Extract the whole listing as it stands. Do not include the pictures.

(Records contained in a dataset)
BEGIN
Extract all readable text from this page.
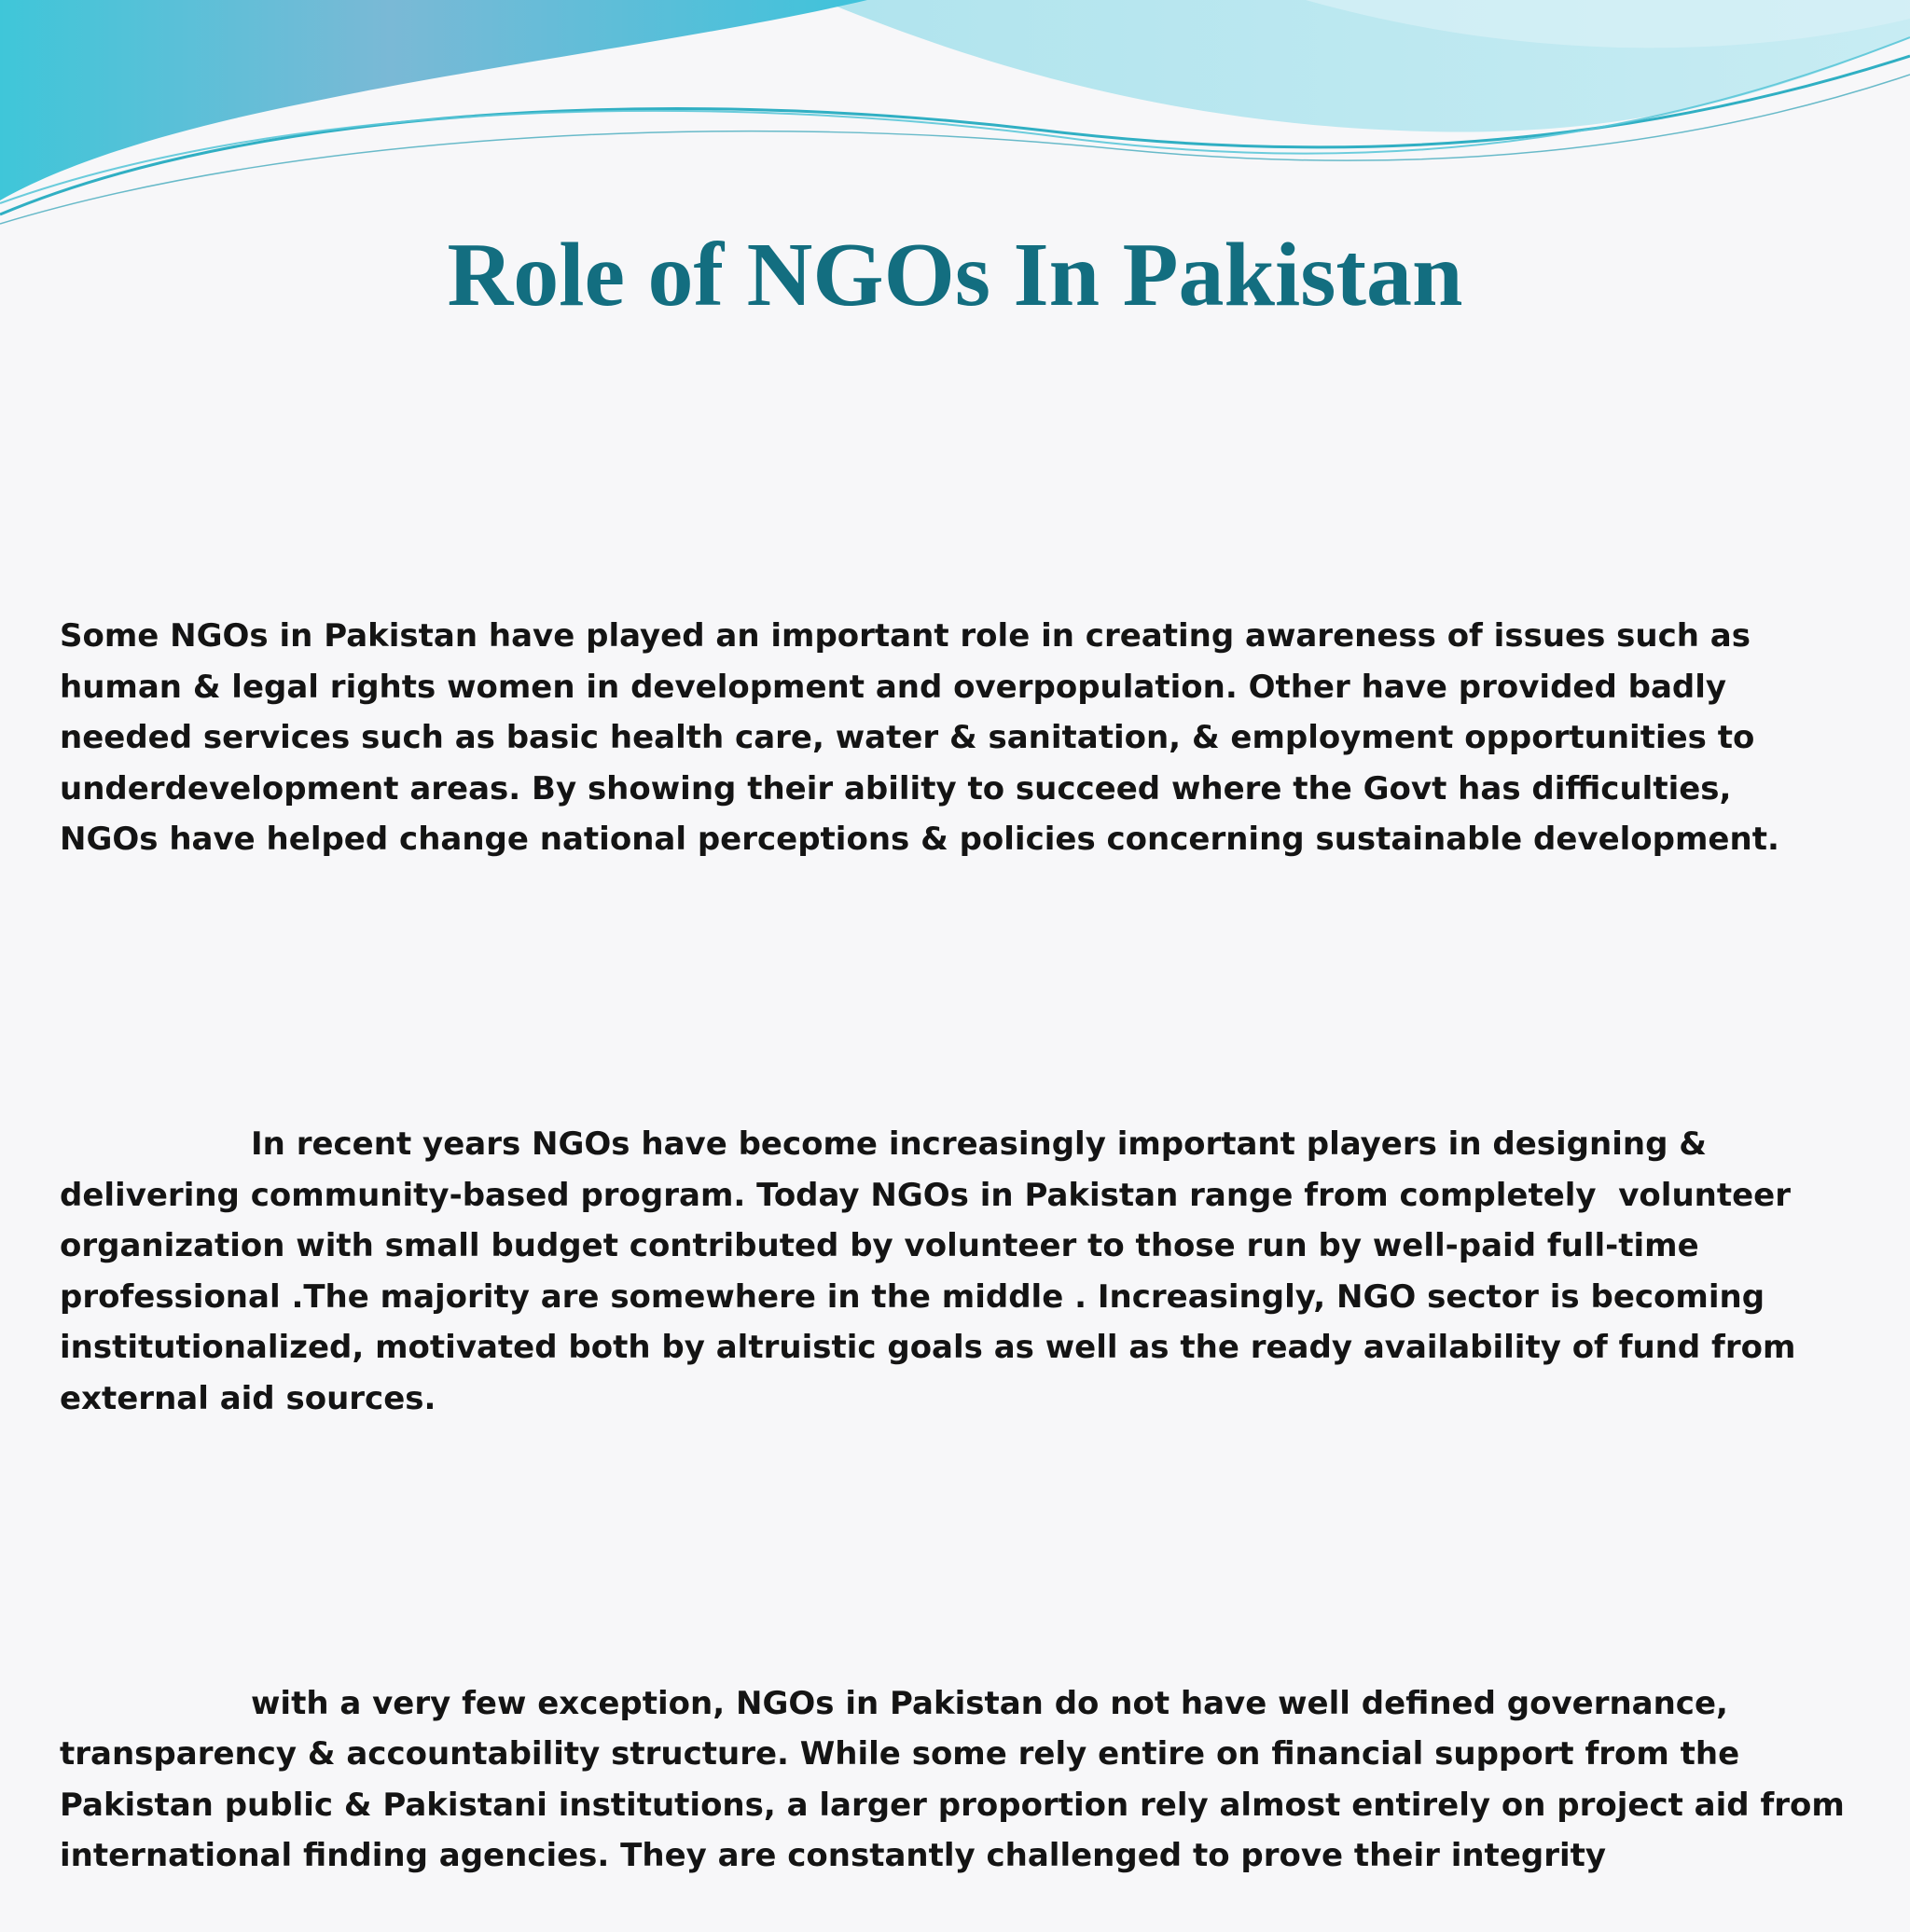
Role of NGOs In Pakistan

Some NGOs in Pakistan have played an important role in creating awareness of issues such as
human & legal rights women in development and overpopulation. Other have provided badly
needed services such as basic health care, water & sanitation, & employment opportunities to
underdevelopment areas. By showing their ability to succeed where the Govt has difficulties,
NGOs have helped change national perceptions & policies concerning sustainable development.

In recent years NGOs have become increasingly important players in designing &
delivering community-based program. Today NGOs in Pakistan range from completely  volunteer
organization with small budget contributed by volunteer to those run by well-paid full-time
professional .The majority are somewhere in the middle . Increasingly, NGO sector is becoming
institutionalized, motivated both by altruistic goals as well as the ready availability of fund from
external aid sources.

with a very few exception, NGOs in Pakistan do not have well defined governance,
transparency & accountability structure. While some rely entire on financial support from the
Pakistan public & Pakistani institutions, a larger proportion rely almost entirely on project aid from
international finding agencies. They are constantly challenged to prove their integrity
END
■ EXERCISE OUTPUT
Extract all readable text from this page.
Role of NGOs In Pakistan

Some NGOs in Pakistan have played an important role in creating awareness of issues such as
human & legal rights women in development and overpopulation. Other have provided badly
needed services such as basic health care, water & sanitation, & employment opportunities to
underdevelopment areas. By showing their ability to succeed where the Govt has difficulties,
NGOs have helped change national perceptions & policies concerning sustainable development.

In recent years NGOs have become increasingly important players in designing &
delivering community-based program. Today NGOs in Pakistan range from completely  volunteer
organization with small budget contributed by volunteer to those run by well-paid full-time
professional .The majority are somewhere in the middle . Increasingly, NGO sector is becoming
institutionalized, motivated both by altruistic goals as well as the ready availability of fund from
external aid sources.

with a very few exception, NGOs in Pakistan do not have well defined governance,
transparency & accountability structure. While some rely entire on financial support from the
Pakistan public & Pakistani institutions, a larger proportion rely almost entirely on project aid from
international finding agencies. They are constantly challenged to prove their integrity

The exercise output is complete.